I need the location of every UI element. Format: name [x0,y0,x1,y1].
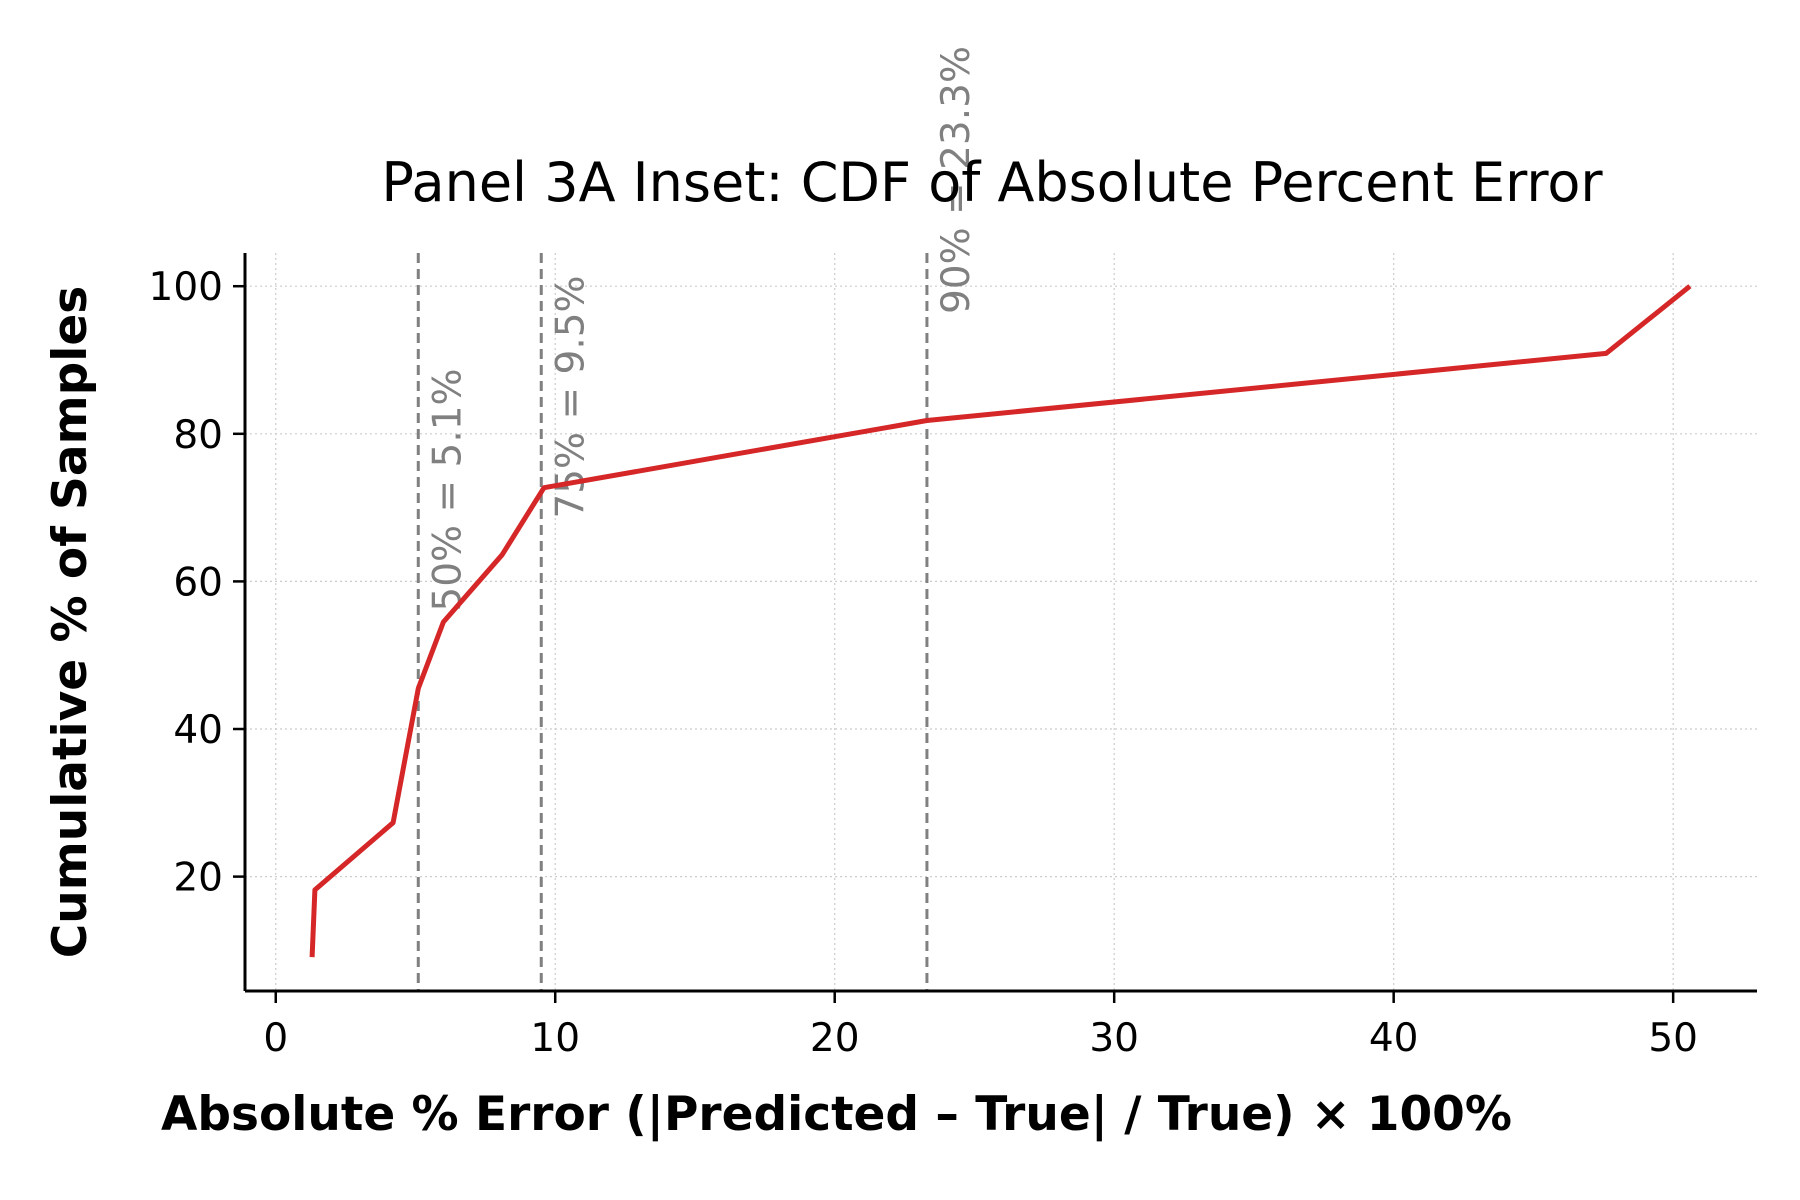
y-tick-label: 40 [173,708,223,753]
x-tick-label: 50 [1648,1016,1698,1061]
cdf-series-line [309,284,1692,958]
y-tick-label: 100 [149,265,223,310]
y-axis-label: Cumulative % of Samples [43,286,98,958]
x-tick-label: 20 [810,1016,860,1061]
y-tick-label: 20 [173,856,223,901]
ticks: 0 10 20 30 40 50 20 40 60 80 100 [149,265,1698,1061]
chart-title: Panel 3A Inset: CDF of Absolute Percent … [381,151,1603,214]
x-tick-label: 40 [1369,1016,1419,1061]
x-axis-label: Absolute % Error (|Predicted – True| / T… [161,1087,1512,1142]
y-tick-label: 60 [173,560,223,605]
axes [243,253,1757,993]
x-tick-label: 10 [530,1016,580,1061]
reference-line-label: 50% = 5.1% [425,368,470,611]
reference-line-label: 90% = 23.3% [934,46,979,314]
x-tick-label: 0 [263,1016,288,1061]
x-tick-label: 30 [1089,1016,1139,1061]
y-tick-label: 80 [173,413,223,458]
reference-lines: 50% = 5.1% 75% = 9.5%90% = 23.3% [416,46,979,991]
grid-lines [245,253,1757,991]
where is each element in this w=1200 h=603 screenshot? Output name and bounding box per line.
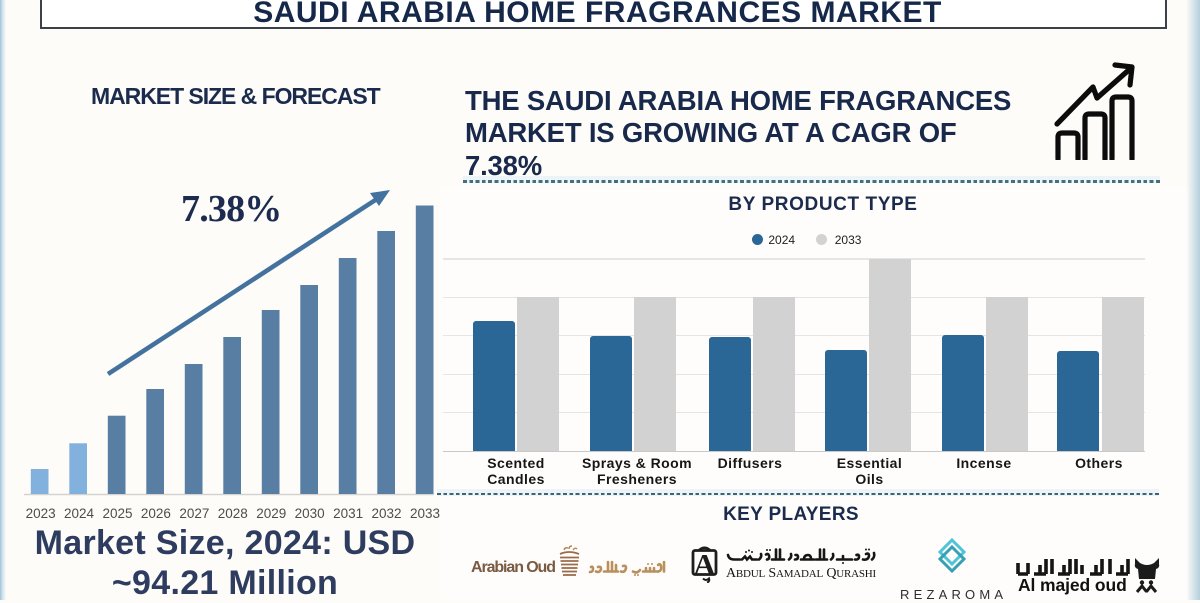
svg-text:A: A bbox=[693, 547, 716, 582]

□ □ □ □ □ □ □

* [What you are asked to do]
Change every "element" to "component" in all the records and leave everything else as it is. Leave the pictures out of your answer.

* [Exercise response]
I need the location of every UI component. Format: name [x0,y0,x1,y1].
y-tick-label: 40 [173,708,223,753]
x-tick-label: 50 [1648,1016,1698,1061]
cdf-series-line [309,284,1692,958]
y-tick-label: 100 [149,265,223,310]
y-axis-label: Cumulative % of Samples [43,286,98,958]
x-tick-label: 20 [810,1016,860,1061]
y-tick-label: 20 [173,856,223,901]
ticks: 0 10 20 30 40 50 20 40 60 80 100 [149,265,1698,1061]
chart-title: Panel 3A Inset: CDF of Absolute Percent … [381,151,1603,214]
x-tick-label: 40 [1369,1016,1419,1061]
x-axis-label: Absolute % Error (|Predicted – True| / T… [161,1087,1512,1142]
y-tick-label: 60 [173,560,223,605]
axes [243,253,1757,993]
x-tick-label: 10 [530,1016,580,1061]
reference-line-label: 50% = 5.1% [425,368,470,611]
reference-line-label: 90% = 23.3% [934,46,979,314]
x-tick-label: 0 [263,1016,288,1061]
x-tick-label: 30 [1089,1016,1139,1061]
y-tick-label: 80 [173,413,223,458]
reference-lines: 50% = 5.1% 75% = 9.5%90% = 23.3% [416,46,979,991]
grid-lines [245,253,1757,991]
where is each component in this w=1200 h=603 screenshot? Output name and bounding box per line.
svg-text:A: A bbox=[693, 547, 716, 582]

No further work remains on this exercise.